_LISTING_.

+ + + + + + +

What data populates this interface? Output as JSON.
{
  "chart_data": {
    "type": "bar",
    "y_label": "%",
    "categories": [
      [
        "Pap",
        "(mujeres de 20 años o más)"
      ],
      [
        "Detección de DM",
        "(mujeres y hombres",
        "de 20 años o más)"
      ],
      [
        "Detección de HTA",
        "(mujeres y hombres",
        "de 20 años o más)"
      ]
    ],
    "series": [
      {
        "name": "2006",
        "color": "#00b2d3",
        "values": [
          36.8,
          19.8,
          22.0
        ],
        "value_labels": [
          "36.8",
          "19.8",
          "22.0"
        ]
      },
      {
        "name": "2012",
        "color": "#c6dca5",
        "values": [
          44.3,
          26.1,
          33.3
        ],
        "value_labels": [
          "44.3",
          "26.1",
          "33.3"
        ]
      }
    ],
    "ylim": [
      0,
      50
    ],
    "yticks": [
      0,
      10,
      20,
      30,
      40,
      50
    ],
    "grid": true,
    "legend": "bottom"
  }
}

+ + + + + + +

_TO DO_. All entries must be repeated verbatim.

_EXPECTED ANSWER_.
What data populates this interface? Output as JSON.
{
  "chart_data": {
    "type": "bar",
    "y_label": "%",
    "categories": [
      [
        "Pap",
        "(mujeres de 20 años o más)"
      ],
      [
        "Detección de DM",
        "(mujeres y hombres",
        "de 20 años o más)"
      ],
      [
        "Detección de HTA",
        "(mujeres y hombres",
        "de 20 años o más)"
      ]
    ],
    "series": [
      {
        "name": "2006",
        "color": "#00b2d3",
        "values": [
          36.8,
          19.8,
          22.0
        ],
        "value_labels": [
          "36.8",
          "19.8",
          "22.0"
        ]
      },
      {
        "name": "2012",
        "color": "#c6dca5",
        "values": [
          44.3,
          26.1,
          33.3
        ],
        "value_labels": [
          "44.3",
          "26.1",
          "33.3"
        ]
      }
    ],
    "ylim": [
      0,
      50
    ],
    "yticks": [
      0,
      10,
      20,
      30,
      40,
      50
    ],
    "grid": true,
    "legend": "bottom"
  }
}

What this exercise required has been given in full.